## TASK BRIEF
Count how many lines hold the string "interest", and give only that number.

## STORED ROWS

※

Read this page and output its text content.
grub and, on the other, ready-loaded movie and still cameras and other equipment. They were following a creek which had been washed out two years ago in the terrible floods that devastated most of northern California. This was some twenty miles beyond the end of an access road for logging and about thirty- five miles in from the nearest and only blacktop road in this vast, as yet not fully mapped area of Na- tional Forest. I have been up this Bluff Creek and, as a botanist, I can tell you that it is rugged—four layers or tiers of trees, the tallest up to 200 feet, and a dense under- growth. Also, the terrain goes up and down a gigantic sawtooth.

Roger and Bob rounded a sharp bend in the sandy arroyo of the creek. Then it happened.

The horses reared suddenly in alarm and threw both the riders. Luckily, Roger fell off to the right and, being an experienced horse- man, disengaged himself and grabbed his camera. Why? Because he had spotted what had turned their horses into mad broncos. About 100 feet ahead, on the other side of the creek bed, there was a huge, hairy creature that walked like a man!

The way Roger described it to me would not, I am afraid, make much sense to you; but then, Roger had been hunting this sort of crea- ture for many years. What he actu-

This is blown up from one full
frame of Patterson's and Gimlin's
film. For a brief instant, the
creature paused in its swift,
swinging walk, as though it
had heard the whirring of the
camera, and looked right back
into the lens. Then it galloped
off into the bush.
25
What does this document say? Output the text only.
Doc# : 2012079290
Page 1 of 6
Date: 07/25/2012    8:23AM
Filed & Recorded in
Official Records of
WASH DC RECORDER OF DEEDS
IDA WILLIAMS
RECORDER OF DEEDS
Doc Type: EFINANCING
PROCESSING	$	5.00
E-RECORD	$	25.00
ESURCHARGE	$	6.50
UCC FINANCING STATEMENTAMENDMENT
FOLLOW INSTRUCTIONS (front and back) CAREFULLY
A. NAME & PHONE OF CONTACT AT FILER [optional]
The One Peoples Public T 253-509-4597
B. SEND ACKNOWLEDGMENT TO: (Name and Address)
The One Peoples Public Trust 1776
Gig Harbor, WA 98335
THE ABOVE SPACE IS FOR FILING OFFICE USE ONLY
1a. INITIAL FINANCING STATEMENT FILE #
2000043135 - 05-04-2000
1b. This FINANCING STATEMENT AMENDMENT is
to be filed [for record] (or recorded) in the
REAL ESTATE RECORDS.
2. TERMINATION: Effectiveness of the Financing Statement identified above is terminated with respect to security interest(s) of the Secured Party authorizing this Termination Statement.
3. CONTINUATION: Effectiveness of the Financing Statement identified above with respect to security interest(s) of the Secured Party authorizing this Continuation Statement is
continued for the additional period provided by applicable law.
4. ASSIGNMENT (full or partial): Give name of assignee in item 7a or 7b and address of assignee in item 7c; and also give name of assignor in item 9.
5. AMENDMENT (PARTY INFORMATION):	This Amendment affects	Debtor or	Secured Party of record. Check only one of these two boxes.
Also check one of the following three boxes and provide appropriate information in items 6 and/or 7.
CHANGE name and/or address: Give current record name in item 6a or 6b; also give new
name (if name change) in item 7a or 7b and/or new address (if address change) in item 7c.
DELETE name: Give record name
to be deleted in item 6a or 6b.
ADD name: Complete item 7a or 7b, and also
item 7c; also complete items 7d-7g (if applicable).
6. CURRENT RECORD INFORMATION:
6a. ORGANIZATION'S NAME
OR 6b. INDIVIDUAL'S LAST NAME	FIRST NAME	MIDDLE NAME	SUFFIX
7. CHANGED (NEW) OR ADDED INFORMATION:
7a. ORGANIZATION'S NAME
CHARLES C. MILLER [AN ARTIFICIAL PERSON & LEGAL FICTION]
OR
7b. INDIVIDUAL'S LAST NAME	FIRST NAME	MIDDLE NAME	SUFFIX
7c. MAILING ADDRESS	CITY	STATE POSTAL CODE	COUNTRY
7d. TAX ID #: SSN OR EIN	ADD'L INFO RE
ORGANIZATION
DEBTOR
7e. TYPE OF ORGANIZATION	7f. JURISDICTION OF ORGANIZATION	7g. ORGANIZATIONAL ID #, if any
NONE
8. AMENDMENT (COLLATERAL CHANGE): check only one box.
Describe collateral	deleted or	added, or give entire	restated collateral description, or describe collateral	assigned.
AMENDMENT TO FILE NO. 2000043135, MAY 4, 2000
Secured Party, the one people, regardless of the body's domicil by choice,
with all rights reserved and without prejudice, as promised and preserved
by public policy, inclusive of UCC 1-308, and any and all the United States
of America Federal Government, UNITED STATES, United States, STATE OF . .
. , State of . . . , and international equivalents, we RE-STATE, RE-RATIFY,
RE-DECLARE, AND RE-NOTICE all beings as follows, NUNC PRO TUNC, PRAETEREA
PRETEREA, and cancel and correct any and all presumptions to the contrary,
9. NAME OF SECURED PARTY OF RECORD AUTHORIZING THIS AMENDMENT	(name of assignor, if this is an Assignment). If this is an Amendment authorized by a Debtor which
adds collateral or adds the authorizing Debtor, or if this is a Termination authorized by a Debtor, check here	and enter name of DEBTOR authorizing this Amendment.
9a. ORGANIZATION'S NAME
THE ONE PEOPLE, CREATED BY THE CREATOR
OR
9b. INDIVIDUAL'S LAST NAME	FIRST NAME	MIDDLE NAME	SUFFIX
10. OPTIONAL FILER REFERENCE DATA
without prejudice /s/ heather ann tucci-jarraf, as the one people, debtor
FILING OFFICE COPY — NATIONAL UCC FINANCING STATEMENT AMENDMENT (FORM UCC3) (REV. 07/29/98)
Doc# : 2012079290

※

## COMPLETE ANSWER
2